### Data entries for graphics
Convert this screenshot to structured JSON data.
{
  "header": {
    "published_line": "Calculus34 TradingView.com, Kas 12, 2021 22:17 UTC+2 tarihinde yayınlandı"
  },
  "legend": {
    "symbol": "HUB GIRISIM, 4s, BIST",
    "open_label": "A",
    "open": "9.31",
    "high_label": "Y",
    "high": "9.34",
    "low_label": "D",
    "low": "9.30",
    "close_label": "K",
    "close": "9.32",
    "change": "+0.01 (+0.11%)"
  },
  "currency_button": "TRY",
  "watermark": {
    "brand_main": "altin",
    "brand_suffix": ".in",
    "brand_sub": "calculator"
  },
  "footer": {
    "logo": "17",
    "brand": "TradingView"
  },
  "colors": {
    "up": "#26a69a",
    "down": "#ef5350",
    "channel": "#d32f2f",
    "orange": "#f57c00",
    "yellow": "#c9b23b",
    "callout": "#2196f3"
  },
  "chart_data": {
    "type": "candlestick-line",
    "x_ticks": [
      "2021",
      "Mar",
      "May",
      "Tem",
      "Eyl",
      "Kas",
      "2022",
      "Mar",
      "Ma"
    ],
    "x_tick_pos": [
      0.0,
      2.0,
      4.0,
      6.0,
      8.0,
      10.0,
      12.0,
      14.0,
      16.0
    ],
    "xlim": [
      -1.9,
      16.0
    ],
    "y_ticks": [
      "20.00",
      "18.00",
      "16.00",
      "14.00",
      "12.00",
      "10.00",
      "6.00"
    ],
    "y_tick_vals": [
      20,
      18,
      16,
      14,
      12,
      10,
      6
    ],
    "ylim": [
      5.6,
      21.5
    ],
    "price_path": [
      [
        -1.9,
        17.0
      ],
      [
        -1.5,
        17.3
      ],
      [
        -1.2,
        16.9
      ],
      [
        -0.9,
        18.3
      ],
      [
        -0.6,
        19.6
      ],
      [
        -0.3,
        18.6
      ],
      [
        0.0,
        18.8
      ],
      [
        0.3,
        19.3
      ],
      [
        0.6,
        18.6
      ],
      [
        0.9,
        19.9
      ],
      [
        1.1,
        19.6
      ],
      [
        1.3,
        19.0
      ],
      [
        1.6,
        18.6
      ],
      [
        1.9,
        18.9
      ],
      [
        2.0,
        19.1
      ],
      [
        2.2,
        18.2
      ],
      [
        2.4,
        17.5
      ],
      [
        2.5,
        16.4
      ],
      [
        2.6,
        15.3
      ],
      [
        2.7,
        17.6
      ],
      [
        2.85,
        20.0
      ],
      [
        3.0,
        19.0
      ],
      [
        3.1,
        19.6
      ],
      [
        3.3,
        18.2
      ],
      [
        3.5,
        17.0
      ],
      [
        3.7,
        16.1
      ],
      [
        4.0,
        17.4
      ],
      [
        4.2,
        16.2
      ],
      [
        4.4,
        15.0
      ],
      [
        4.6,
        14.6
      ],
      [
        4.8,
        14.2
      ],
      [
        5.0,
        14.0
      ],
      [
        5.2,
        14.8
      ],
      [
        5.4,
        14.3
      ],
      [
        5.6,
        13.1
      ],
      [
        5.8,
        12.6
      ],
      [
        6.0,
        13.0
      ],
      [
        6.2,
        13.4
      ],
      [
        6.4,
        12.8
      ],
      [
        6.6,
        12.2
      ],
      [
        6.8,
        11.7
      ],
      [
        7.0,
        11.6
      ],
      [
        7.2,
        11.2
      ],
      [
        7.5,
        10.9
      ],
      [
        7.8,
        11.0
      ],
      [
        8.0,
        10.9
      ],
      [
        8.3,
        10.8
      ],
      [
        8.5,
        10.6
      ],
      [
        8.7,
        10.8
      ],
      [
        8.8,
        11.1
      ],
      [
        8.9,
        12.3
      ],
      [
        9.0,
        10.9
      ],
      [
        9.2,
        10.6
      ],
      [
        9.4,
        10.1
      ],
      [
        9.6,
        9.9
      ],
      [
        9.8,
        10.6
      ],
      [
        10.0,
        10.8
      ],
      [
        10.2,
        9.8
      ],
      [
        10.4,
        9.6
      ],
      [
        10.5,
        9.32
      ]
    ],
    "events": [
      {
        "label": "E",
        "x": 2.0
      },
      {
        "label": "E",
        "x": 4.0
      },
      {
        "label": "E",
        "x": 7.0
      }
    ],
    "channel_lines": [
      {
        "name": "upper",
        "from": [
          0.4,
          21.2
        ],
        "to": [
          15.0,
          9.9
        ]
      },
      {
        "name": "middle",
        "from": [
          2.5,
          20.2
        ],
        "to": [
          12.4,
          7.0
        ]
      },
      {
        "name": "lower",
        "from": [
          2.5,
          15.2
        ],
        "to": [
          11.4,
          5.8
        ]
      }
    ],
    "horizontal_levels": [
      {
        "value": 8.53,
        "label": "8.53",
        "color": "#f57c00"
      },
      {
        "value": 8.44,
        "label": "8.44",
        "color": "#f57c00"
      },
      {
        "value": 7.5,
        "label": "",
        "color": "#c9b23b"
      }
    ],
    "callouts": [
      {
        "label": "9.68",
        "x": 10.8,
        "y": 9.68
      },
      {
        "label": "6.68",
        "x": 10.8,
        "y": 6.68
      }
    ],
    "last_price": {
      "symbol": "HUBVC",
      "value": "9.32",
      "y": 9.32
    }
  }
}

### Problem description
Look through the entries above; copy each line where the string "symbol" appears.

### The result
    "symbol": "HUB GIRISIM, 4s, BIST",
      "symbol": "HUBVC",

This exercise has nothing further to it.